- **Dataset rows**
[Begin]

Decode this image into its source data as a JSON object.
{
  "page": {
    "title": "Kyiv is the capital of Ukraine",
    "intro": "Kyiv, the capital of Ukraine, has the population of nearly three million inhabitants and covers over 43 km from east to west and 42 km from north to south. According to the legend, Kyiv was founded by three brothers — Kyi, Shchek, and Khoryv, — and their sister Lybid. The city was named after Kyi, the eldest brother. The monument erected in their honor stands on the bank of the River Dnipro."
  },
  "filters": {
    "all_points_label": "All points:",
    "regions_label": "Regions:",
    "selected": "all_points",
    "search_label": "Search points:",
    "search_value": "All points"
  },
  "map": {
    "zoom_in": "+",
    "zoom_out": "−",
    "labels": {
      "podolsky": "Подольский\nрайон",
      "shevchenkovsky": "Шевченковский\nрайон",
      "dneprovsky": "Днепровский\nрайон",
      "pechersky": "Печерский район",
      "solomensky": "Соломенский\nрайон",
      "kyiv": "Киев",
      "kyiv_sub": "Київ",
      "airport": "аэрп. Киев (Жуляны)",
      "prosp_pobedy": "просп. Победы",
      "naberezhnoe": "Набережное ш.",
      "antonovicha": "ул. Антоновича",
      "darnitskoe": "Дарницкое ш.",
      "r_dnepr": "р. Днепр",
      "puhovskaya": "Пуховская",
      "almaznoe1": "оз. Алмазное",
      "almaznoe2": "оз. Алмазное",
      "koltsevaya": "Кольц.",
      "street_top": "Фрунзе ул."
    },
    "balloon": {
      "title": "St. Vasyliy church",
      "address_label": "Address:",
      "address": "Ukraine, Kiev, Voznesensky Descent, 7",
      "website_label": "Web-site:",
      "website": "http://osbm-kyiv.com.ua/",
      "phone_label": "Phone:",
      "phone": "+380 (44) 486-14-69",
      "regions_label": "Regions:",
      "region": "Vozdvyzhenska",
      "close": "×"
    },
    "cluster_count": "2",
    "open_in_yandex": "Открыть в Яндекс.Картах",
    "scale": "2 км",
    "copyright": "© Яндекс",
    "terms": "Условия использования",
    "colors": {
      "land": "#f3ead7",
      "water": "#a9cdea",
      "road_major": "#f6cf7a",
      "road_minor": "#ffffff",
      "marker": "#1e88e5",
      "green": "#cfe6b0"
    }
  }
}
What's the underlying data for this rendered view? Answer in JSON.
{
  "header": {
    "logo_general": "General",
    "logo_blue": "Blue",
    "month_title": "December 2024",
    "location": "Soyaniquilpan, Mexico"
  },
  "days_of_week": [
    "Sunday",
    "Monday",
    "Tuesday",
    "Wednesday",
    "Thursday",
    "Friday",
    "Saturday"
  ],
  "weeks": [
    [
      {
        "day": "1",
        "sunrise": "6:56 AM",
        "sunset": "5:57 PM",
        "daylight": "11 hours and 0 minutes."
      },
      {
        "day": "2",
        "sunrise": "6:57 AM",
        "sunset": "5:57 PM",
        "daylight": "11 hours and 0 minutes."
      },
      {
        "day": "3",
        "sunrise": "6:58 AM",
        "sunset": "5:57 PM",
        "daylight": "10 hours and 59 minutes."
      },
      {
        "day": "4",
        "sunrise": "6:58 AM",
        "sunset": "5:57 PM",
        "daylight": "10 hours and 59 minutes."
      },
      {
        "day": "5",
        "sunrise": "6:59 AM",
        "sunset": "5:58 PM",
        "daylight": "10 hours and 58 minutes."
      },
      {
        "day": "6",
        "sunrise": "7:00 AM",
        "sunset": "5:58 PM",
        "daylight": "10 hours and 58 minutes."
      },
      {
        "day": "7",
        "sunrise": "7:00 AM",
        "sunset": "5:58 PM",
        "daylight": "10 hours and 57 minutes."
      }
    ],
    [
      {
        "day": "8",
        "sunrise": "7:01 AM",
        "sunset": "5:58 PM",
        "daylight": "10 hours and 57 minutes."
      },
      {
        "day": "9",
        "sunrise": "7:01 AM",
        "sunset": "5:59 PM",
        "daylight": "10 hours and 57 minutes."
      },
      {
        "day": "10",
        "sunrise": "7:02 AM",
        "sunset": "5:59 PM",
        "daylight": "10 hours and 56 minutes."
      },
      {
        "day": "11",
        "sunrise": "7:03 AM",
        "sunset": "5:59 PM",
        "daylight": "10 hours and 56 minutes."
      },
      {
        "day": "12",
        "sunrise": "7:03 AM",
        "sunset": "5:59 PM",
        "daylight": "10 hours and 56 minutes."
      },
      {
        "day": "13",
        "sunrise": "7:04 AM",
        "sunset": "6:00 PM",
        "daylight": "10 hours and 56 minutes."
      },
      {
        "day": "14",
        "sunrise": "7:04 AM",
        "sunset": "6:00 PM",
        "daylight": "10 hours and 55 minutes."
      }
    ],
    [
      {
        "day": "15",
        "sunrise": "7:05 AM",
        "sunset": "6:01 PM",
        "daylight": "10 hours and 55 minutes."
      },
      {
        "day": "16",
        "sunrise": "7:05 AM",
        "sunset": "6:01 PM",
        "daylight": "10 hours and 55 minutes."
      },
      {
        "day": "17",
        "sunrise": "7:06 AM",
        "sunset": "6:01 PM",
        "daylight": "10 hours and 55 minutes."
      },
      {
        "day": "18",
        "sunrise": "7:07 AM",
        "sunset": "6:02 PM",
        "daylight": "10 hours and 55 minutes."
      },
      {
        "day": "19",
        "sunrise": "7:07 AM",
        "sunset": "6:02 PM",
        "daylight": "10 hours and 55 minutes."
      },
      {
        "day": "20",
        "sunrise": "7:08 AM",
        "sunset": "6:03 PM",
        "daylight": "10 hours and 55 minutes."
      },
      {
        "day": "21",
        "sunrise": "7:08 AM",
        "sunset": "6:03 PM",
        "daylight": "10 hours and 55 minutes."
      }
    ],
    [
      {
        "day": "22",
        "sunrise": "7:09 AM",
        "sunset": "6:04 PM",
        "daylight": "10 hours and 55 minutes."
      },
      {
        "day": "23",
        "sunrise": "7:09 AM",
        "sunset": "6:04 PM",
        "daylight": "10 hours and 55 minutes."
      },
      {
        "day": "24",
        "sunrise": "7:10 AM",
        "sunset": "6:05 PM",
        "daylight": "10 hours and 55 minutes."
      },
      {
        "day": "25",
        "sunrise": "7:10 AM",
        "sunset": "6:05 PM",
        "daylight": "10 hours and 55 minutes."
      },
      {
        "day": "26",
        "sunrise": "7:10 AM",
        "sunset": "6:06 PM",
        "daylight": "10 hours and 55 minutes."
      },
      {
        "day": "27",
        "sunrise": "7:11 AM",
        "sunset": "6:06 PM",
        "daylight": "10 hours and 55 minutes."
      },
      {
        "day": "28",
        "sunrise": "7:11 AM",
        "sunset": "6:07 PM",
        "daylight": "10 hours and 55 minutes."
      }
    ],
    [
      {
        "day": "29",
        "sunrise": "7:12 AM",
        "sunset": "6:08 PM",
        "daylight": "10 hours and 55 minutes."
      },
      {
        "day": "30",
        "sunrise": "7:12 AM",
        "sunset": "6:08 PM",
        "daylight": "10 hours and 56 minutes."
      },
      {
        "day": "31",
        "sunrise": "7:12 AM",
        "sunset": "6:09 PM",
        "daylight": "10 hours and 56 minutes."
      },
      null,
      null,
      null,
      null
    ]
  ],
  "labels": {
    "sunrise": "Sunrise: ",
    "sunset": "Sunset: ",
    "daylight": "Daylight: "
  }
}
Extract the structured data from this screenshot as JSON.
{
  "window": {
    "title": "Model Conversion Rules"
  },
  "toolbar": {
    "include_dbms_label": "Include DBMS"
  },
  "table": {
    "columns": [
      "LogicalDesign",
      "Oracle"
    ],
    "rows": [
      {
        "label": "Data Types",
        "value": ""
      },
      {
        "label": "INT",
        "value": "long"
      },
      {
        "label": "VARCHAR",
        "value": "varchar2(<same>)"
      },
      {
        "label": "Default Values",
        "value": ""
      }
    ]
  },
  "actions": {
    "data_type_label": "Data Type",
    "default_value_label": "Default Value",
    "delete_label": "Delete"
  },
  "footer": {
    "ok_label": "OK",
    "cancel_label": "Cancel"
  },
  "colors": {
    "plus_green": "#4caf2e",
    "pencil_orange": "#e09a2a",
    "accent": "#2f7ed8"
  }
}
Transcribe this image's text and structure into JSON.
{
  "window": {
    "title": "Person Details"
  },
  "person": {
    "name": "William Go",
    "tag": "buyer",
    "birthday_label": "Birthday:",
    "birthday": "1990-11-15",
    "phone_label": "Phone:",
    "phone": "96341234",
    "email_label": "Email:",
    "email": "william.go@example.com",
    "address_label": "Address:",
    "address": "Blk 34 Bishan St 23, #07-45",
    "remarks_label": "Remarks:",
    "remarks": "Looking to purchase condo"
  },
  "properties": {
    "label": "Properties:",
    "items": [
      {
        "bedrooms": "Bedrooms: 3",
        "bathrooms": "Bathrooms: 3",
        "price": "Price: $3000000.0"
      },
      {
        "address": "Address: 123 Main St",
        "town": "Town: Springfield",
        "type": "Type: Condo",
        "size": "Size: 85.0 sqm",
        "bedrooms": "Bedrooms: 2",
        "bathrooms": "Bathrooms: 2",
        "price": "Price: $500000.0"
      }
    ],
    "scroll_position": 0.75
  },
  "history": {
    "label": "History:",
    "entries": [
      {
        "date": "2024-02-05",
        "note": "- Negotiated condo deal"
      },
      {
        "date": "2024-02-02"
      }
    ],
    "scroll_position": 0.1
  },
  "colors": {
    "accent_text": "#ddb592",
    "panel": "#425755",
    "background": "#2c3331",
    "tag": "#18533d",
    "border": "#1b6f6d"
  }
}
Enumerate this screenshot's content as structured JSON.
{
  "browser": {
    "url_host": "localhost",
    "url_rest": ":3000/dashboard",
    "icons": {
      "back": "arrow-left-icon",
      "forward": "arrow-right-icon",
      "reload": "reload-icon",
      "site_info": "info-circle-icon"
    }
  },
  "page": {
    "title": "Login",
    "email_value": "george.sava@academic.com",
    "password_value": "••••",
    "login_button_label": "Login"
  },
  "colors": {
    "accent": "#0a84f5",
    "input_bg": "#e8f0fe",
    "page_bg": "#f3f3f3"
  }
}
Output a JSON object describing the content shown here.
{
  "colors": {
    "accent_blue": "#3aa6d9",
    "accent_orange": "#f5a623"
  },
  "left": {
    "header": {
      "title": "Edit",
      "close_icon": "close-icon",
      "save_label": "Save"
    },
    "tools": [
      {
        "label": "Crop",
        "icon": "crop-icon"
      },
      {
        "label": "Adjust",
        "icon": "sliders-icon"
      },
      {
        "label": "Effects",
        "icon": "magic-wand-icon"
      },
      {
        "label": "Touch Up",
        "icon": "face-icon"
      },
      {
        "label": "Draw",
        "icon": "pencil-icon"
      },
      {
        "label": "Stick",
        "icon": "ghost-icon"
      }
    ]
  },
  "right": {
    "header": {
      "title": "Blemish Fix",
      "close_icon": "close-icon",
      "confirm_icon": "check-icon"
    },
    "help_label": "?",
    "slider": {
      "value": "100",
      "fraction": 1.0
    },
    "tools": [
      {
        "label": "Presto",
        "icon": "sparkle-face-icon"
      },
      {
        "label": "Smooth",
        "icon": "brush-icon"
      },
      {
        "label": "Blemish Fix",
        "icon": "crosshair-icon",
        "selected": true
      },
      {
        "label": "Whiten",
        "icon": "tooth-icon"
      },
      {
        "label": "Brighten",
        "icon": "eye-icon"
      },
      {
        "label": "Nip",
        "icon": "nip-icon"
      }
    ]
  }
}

[End]

- **Exercise goal**
Find every line in the records that contains the word "image"; copy those lines.

- **The reply**
Decode this image into its source data as a JSON object.
Transcribe this image's text and structure into JSON.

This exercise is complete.